§ PROBLEM DESCRIPTION: Determine how many lines in these records hold "style". Only the number is wanted.

• • • •

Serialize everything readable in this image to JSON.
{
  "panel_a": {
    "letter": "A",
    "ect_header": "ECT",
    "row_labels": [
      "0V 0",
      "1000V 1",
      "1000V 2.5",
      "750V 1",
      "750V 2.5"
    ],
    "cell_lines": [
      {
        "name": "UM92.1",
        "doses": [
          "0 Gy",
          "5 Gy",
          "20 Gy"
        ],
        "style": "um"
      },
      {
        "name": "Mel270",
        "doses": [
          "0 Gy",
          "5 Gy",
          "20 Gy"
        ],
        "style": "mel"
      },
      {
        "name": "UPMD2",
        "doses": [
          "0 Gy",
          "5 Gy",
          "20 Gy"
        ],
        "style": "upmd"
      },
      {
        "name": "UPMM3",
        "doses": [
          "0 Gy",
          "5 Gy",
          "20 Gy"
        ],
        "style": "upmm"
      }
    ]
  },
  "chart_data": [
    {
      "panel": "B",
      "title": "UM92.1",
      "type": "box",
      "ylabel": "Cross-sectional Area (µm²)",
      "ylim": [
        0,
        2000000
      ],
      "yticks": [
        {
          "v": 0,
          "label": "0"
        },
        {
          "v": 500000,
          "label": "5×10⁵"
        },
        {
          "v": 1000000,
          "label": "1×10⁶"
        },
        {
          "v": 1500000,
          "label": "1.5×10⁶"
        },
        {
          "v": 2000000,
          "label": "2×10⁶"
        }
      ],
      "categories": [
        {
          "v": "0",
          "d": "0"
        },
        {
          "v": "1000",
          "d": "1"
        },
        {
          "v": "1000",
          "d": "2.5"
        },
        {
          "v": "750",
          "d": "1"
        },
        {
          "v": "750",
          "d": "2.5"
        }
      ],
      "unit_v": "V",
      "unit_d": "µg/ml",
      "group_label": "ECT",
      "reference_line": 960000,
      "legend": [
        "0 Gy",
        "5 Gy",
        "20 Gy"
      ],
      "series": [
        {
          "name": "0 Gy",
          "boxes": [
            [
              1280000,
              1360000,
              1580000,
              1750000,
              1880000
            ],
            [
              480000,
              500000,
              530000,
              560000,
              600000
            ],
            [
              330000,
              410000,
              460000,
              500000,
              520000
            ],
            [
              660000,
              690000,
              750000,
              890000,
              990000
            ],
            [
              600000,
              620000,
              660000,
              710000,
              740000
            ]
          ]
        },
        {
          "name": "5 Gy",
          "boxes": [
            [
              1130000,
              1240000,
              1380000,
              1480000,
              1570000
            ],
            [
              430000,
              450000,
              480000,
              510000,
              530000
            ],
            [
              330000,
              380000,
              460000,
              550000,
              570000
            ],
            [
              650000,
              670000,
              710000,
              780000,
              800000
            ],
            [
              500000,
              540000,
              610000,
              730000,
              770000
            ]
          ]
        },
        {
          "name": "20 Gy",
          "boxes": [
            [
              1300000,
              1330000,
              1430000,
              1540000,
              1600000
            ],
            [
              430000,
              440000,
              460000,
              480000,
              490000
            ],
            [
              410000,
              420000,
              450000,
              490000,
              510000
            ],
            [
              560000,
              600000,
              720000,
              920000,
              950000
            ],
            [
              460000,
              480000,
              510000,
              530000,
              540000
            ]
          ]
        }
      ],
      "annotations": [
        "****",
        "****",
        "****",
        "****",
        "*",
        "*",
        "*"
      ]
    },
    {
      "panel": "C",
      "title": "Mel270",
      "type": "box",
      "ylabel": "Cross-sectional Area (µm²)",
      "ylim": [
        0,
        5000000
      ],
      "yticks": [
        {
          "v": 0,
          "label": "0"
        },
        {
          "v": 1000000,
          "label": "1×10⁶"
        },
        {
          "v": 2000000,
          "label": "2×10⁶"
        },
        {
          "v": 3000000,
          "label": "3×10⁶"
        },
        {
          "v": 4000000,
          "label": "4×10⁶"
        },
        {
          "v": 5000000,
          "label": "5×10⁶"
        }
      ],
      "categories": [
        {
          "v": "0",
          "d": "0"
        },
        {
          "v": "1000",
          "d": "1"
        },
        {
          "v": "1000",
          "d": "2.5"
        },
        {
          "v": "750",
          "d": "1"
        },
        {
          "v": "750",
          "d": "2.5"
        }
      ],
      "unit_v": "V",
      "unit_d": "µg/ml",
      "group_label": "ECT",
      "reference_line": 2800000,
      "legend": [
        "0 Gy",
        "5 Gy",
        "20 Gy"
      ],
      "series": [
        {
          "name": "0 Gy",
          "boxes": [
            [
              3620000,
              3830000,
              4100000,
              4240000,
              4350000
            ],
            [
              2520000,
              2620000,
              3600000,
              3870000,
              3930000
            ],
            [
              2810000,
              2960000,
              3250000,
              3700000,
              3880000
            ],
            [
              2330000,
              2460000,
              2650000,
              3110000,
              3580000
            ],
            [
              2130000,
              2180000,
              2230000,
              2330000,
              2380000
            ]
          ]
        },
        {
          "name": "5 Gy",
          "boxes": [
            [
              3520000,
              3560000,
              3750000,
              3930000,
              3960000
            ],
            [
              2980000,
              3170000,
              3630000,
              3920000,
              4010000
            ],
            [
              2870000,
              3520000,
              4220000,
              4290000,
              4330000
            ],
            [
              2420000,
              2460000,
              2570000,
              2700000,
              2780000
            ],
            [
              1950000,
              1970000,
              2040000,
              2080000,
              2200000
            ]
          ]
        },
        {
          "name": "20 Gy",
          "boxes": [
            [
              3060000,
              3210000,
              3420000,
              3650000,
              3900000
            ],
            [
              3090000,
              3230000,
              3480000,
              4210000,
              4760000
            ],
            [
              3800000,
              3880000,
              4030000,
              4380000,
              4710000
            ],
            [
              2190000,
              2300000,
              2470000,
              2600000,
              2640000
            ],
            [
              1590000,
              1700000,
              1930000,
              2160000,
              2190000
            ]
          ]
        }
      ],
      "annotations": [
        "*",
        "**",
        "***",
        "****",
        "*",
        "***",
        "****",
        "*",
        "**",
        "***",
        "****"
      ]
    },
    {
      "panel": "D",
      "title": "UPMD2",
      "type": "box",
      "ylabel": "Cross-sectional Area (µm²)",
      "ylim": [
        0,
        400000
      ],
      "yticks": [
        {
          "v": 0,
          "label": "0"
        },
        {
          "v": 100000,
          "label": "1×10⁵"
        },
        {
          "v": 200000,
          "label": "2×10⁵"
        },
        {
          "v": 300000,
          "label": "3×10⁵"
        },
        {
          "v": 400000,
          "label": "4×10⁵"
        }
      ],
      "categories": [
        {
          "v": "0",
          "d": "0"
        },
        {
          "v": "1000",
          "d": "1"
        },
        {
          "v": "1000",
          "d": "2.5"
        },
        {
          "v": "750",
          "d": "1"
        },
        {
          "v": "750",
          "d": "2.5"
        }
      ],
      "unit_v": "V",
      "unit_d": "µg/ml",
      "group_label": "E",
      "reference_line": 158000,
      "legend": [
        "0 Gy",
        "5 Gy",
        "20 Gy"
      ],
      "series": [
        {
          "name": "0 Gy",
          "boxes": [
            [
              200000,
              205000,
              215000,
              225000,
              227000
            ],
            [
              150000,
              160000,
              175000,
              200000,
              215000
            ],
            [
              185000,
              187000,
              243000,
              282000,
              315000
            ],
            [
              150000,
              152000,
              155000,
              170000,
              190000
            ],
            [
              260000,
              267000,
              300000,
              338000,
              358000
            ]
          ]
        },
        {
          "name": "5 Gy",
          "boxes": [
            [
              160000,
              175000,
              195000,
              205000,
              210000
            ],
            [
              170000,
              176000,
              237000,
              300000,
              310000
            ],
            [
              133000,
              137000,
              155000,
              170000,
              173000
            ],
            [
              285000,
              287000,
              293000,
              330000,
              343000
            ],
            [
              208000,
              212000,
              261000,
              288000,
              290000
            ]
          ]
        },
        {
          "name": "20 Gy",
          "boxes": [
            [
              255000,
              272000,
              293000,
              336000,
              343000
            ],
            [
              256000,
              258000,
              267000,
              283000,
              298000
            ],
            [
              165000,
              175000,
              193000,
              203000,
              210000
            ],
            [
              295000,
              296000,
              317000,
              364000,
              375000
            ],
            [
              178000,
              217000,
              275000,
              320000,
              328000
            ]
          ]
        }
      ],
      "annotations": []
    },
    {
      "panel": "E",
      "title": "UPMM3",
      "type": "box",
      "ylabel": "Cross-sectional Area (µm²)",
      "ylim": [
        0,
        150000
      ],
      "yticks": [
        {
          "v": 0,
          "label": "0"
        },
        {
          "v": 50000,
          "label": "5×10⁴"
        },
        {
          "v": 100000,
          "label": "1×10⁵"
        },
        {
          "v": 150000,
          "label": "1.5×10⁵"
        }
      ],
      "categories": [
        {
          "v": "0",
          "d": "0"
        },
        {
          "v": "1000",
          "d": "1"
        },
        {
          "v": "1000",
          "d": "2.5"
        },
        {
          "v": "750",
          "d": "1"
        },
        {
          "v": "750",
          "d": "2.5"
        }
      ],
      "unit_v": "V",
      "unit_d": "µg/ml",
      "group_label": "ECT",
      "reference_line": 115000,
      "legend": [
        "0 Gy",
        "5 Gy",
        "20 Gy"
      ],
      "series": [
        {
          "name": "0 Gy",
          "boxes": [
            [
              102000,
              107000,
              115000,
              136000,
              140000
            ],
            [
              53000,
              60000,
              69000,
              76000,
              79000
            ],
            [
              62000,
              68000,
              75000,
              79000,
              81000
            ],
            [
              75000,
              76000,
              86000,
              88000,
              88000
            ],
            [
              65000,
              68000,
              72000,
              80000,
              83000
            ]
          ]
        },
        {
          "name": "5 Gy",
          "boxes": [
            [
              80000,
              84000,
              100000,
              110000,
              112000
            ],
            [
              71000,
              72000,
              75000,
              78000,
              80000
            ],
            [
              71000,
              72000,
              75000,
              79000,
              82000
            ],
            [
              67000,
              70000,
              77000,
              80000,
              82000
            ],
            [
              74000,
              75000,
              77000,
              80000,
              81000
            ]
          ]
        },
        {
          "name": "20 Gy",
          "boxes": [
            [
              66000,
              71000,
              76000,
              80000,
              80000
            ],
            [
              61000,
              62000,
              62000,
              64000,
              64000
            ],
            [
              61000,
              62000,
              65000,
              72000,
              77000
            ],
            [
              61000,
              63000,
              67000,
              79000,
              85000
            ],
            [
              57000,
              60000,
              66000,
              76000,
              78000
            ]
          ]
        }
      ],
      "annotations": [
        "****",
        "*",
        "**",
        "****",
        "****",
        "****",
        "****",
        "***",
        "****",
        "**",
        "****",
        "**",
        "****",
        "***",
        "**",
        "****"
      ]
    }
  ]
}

• • • •

§ FULL ANSWER: 4